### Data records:
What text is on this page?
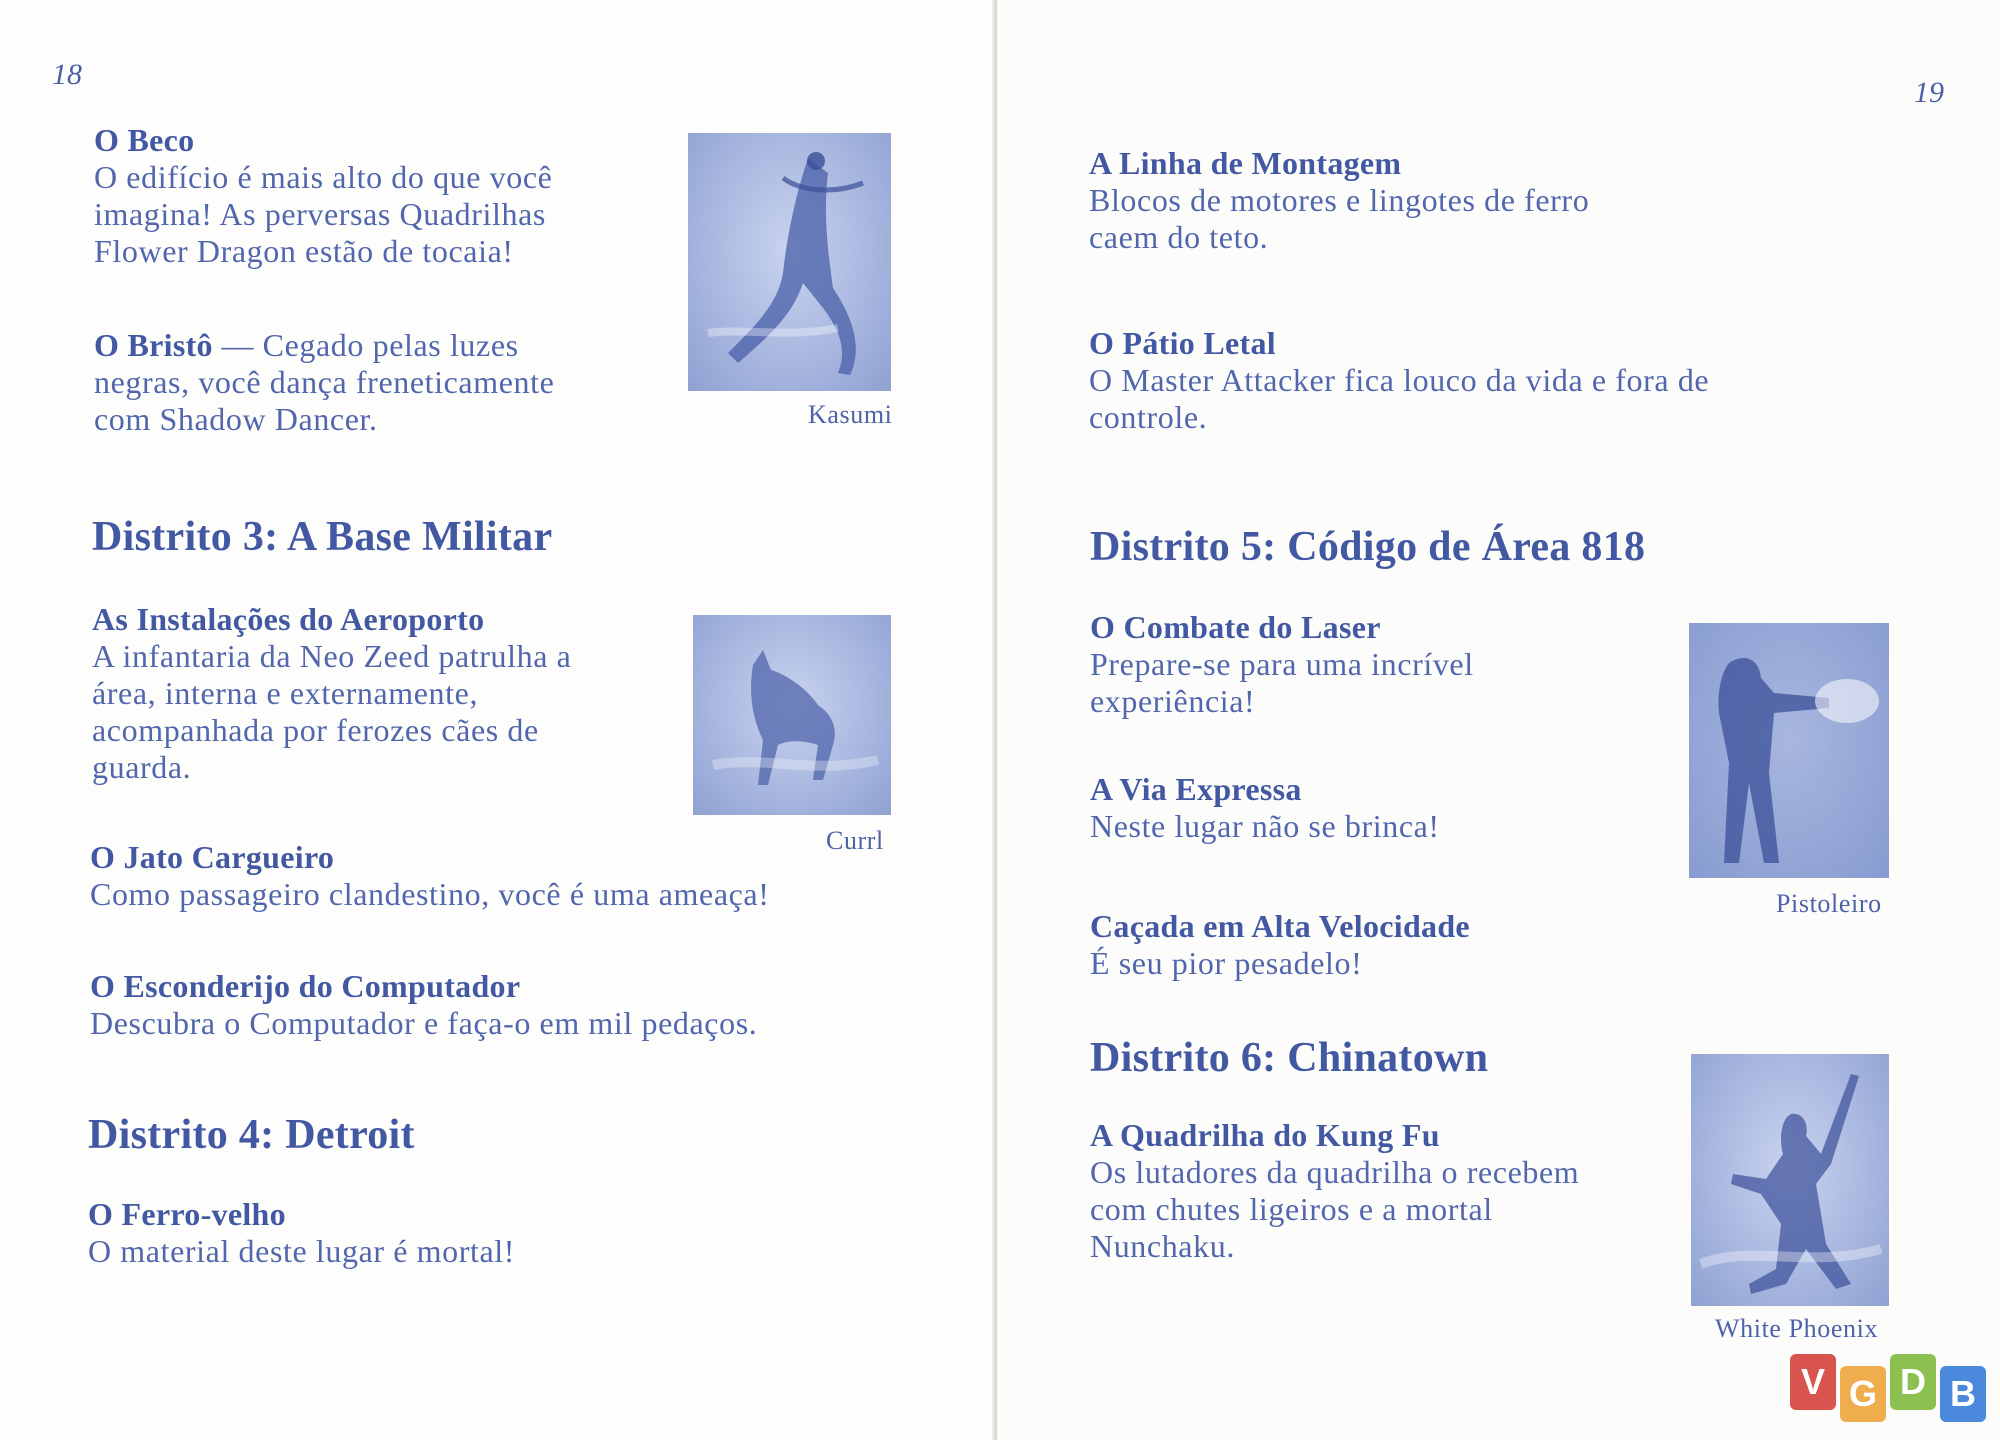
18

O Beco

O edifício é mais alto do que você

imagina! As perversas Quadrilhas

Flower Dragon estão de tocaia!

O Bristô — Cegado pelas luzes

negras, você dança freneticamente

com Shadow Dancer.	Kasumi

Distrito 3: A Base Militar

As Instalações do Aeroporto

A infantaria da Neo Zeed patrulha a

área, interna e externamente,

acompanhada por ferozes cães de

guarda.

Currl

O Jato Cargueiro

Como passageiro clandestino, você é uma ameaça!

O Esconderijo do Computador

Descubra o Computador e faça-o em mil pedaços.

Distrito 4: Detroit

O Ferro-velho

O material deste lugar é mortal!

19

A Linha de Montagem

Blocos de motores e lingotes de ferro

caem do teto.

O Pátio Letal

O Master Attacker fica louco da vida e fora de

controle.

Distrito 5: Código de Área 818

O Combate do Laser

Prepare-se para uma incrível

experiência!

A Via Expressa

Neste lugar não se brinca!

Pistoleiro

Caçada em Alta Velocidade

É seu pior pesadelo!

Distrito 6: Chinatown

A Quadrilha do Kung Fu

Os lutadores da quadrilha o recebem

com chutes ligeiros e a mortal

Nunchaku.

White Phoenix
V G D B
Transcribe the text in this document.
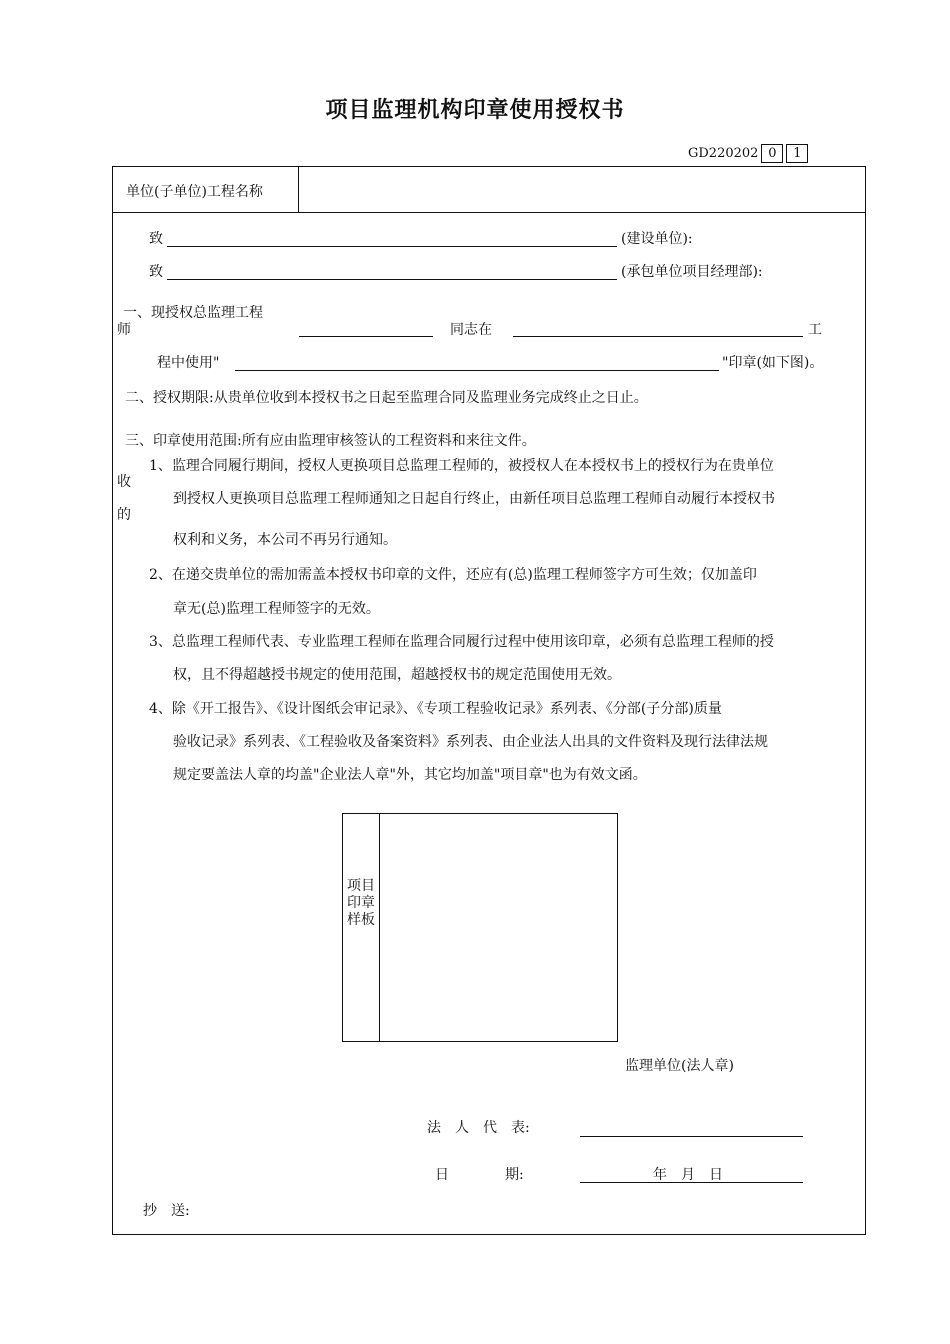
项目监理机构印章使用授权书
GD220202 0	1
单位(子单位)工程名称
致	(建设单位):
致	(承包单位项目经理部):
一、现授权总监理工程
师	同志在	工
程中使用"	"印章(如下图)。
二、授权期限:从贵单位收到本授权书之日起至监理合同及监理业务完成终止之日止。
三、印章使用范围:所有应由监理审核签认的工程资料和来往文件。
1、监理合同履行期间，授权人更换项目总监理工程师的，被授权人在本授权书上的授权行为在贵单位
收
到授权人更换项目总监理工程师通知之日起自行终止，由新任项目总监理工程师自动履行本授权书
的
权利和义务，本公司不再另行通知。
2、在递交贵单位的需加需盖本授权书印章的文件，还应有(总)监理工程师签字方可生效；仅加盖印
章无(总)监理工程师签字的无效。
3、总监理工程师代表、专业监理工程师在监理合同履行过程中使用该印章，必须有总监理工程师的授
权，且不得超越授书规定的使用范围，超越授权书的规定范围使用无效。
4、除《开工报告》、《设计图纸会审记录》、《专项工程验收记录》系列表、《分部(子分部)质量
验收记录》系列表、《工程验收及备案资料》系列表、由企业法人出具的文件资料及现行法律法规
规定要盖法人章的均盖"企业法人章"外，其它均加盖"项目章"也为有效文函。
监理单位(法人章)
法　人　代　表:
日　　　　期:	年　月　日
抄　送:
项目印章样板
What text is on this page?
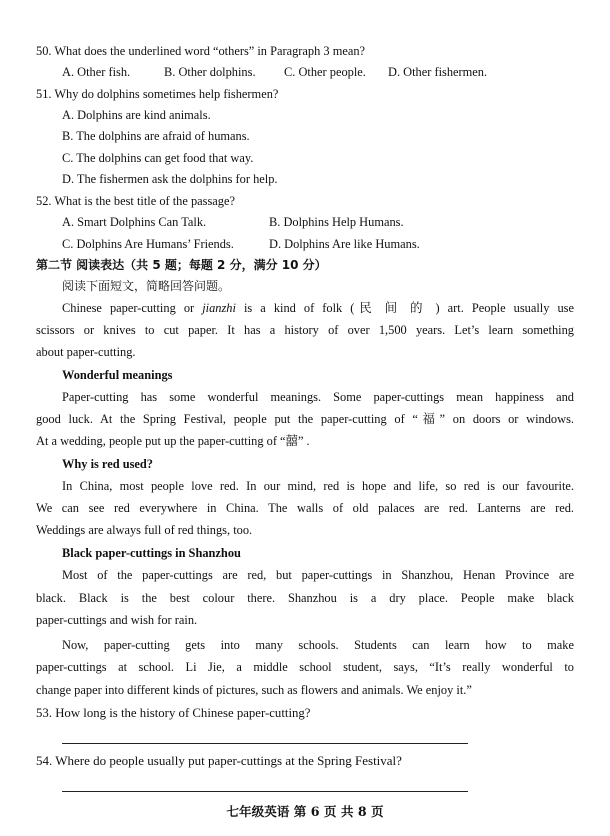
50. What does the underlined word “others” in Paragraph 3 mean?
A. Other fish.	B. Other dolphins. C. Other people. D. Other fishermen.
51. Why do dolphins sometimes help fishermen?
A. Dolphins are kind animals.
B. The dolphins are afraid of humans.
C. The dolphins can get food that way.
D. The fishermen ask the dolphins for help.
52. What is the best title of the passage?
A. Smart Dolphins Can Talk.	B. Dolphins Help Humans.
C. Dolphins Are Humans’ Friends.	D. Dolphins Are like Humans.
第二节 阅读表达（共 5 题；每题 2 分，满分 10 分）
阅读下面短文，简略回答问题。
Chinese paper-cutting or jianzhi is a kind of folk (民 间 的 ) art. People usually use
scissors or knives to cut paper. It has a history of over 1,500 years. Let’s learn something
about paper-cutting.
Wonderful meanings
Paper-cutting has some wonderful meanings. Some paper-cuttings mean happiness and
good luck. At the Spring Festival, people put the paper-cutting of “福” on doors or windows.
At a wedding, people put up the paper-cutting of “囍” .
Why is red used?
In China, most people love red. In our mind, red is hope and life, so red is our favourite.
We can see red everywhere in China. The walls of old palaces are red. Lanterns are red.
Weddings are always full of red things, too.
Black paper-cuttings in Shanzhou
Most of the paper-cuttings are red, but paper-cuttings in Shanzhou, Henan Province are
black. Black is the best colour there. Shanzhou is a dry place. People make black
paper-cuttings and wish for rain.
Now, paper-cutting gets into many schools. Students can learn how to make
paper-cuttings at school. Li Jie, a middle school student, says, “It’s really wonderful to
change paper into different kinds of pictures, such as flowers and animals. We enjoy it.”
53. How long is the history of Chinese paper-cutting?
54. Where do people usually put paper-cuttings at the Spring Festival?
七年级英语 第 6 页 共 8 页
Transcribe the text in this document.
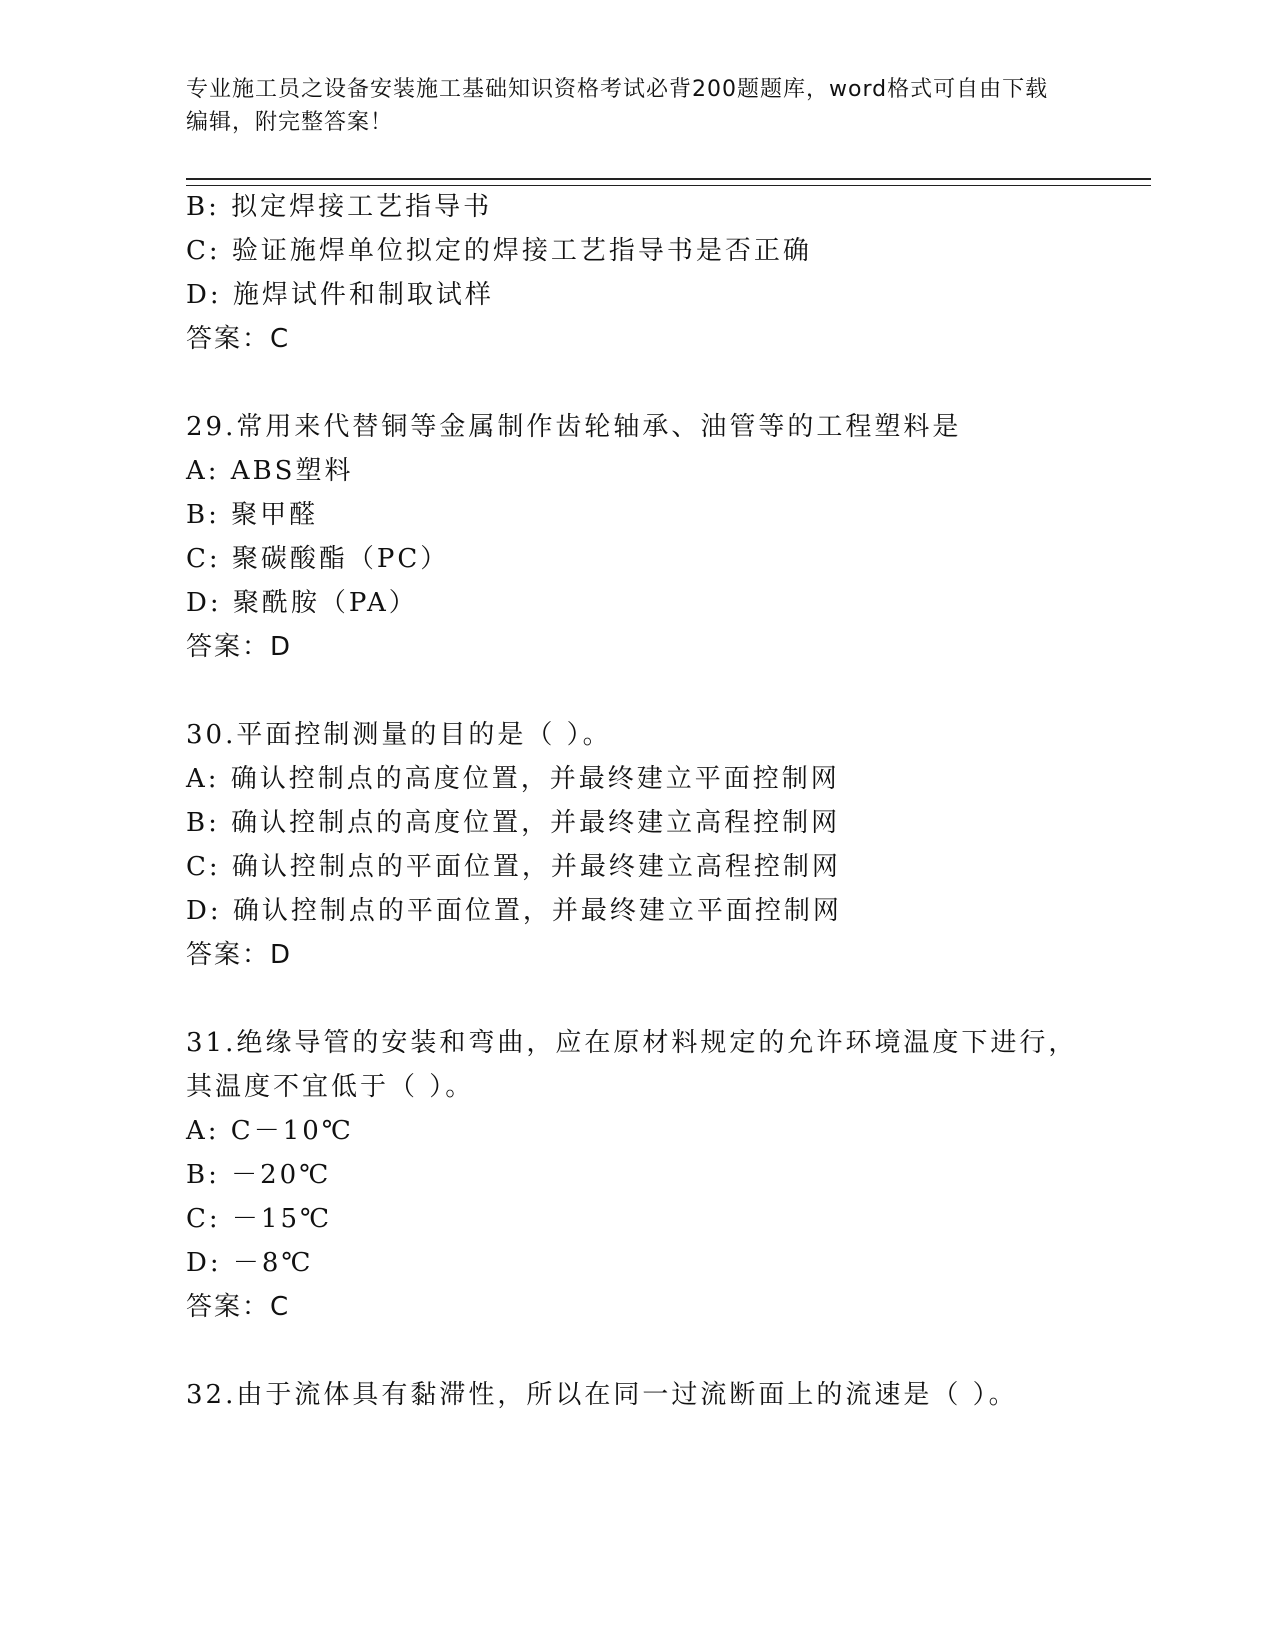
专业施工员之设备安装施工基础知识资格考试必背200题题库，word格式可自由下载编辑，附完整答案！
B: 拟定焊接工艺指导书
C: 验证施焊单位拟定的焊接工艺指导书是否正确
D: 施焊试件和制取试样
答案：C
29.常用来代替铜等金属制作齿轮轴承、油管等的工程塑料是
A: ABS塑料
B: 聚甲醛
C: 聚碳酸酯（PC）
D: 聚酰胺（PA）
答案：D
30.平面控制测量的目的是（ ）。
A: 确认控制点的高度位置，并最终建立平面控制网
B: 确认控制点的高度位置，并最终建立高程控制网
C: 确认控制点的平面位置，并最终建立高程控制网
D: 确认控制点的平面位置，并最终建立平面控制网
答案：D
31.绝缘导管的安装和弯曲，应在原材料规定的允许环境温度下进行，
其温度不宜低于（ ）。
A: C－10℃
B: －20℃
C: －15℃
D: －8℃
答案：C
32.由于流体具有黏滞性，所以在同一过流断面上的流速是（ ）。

### Set exercise:
Copy each line exactly, and leave the pictures out of your copy.

### Solved exercise:
What text is on this page?
18

O Beco

O edifício é mais alto do que você

imagina! As perversas Quadrilhas

Flower Dragon estão de tocaia!

O Bristô — Cegado pelas luzes

negras, você dança freneticamente

com Shadow Dancer.	Kasumi

Distrito 3: A Base Militar

As Instalações do Aeroporto

A infantaria da Neo Zeed patrulha a

área, interna e externamente,

acompanhada por ferozes cães de

guarda.

Currl

O Jato Cargueiro

Como passageiro clandestino, você é uma ameaça!

O Esconderijo do Computador

Descubra o Computador e faça-o em mil pedaços.

Distrito 4: Detroit

O Ferro-velho

O material deste lugar é mortal!

19

A Linha de Montagem

Blocos de motores e lingotes de ferro

caem do teto.

O Pátio Letal

O Master Attacker fica louco da vida e fora de

controle.

Distrito 5: Código de Área 818

O Combate do Laser

Prepare-se para uma incrível

experiência!

A Via Expressa

Neste lugar não se brinca!

Pistoleiro

Caçada em Alta Velocidade

É seu pior pesadelo!

Distrito 6: Chinatown

A Quadrilha do Kung Fu

Os lutadores da quadrilha o recebem

com chutes ligeiros e a mortal

Nunchaku.

White Phoenix
V G D B
Transcribe the text in this document.
项目监理机构印章使用授权书
GD220202 0	1
单位(子单位)工程名称
致	(建设单位):
致	(承包单位项目经理部):
一、现授权总监理工程
师	同志在	工
程中使用"	"印章(如下图)。
二、授权期限:从贵单位收到本授权书之日起至监理合同及监理业务完成终止之日止。
三、印章使用范围:所有应由监理审核签认的工程资料和来往文件。
1、监理合同履行期间，授权人更换项目总监理工程师的，被授权人在本授权书上的授权行为在贵单位
收
到授权人更换项目总监理工程师通知之日起自行终止，由新任项目总监理工程师自动履行本授权书
的
权利和义务，本公司不再另行通知。
2、在递交贵单位的需加需盖本授权书印章的文件，还应有(总)监理工程师签字方可生效；仅加盖印
章无(总)监理工程师签字的无效。
3、总监理工程师代表、专业监理工程师在监理合同履行过程中使用该印章，必须有总监理工程师的授
权，且不得超越授书规定的使用范围，超越授权书的规定范围使用无效。
4、除《开工报告》、《设计图纸会审记录》、《专项工程验收记录》系列表、《分部(子分部)质量
验收记录》系列表、《工程验收及备案资料》系列表、由企业法人出具的文件资料及现行法律法规
规定要盖法人章的均盖"企业法人章"外，其它均加盖"项目章"也为有效文函。
监理单位(法人章)
法　人　代　表:
日　　　　期:	年　月　日
抄　送:
项目印章样板
What text is on this page?
50. What does the underlined word “others” in Paragraph 3 mean?
A. Other fish.	B. Other dolphins. C. Other people. D. Other fishermen.
51. Why do dolphins sometimes help fishermen?
A. Dolphins are kind animals.
B. The dolphins are afraid of humans.
C. The dolphins can get food that way.
D. The fishermen ask the dolphins for help.
52. What is the best title of the passage?
A. Smart Dolphins Can Talk.	B. Dolphins Help Humans.
C. Dolphins Are Humans’ Friends.	D. Dolphins Are like Humans.
第二节 阅读表达（共 5 题；每题 2 分，满分 10 分）
阅读下面短文，简略回答问题。
Chinese paper-cutting or jianzhi is a kind of folk (民 间 的 ) art. People usually use
scissors or knives to cut paper. It has a history of over 1,500 years. Let’s learn something
about paper-cutting.
Wonderful meanings
Paper-cutting has some wonderful meanings. Some paper-cuttings mean happiness and
good luck. At the Spring Festival, people put the paper-cutting of “福” on doors or windows.
At a wedding, people put up the paper-cutting of “囍” .
Why is red used?
In China, most people love red. In our mind, red is hope and life, so red is our favourite.
We can see red everywhere in China. The walls of old palaces are red. Lanterns are red.
Weddings are always full of red things, too.
Black paper-cuttings in Shanzhou
Most of the paper-cuttings are red, but paper-cuttings in Shanzhou, Henan Province are
black. Black is the best colour there. Shanzhou is a dry place. People make black
paper-cuttings and wish for rain.
Now, paper-cutting gets into many schools. Students can learn how to make
paper-cuttings at school. Li Jie, a middle school student, says, “It’s really wonderful to
change paper into different kinds of pictures, such as flowers and animals. We enjoy it.”
53. How long is the history of Chinese paper-cutting?
54. Where do people usually put paper-cuttings at the Spring Festival?
七年级英语 第 6 页 共 8 页
Transcribe the text in this document.
专业施工员之设备安装施工基础知识资格考试必背200题题库，word格式可自由下载编辑，附完整答案！
B: 拟定焊接工艺指导书
C: 验证施焊单位拟定的焊接工艺指导书是否正确
D: 施焊试件和制取试样
答案：C
29.常用来代替铜等金属制作齿轮轴承、油管等的工程塑料是
A: ABS塑料
B: 聚甲醛
C: 聚碳酸酯（PC）
D: 聚酰胺（PA）
答案：D
30.平面控制测量的目的是（ ）。
A: 确认控制点的高度位置，并最终建立平面控制网
B: 确认控制点的高度位置，并最终建立高程控制网
C: 确认控制点的平面位置，并最终建立高程控制网
D: 确认控制点的平面位置，并最终建立平面控制网
答案：D
31.绝缘导管的安装和弯曲，应在原材料规定的允许环境温度下进行，
其温度不宜低于（ ）。
A: C－10℃
B: －20℃
C: －15℃
D: －8℃
答案：C
32.由于流体具有黏滞性，所以在同一过流断面上的流速是（ ）。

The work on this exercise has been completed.